[Excerpts from a transcription dataset]
▼▼▼
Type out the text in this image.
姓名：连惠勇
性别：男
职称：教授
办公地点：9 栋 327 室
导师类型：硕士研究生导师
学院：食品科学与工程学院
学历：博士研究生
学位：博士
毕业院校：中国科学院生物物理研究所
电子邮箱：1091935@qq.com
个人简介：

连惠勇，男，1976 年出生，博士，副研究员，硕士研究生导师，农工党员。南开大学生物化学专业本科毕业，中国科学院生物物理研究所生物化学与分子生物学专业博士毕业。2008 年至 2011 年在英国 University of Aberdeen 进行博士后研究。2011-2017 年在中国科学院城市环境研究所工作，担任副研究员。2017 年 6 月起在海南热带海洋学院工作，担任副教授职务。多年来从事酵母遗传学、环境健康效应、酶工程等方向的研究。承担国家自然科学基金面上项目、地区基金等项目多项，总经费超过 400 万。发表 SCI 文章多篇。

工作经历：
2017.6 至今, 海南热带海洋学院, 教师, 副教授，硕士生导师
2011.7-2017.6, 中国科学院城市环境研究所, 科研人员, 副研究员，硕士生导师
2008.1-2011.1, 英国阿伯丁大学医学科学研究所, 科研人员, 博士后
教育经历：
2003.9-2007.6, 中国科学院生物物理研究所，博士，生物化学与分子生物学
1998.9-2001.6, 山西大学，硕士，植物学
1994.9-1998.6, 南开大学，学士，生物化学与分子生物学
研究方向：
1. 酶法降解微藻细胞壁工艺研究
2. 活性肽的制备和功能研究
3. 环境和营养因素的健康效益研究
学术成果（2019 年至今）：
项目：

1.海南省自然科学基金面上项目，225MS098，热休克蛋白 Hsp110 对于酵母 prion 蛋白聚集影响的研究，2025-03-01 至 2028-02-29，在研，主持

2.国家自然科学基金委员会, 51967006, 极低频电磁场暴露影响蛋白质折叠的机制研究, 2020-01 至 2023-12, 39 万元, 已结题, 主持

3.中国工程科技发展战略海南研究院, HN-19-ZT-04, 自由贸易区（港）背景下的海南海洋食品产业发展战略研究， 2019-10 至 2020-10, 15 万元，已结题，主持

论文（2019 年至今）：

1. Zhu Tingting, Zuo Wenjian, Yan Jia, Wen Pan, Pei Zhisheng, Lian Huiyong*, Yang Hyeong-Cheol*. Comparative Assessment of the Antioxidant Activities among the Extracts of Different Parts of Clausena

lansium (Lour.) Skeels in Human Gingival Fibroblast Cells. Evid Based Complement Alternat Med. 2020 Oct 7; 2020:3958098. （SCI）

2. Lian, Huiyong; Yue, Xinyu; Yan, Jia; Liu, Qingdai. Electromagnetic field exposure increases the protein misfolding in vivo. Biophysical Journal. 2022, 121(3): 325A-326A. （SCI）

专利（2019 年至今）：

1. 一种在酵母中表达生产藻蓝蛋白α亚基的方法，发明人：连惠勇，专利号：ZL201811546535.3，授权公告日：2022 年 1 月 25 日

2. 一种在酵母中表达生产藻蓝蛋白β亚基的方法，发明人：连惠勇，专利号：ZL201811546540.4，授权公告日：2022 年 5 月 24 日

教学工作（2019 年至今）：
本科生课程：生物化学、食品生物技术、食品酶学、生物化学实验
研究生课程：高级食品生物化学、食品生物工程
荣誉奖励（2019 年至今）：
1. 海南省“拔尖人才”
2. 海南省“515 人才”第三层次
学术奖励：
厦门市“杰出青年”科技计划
▲▲▲
> _What to do_: Where the word "Huiyong" shows up in a line of the records above, count that line; then give the count by itself.

> _Task output_: 2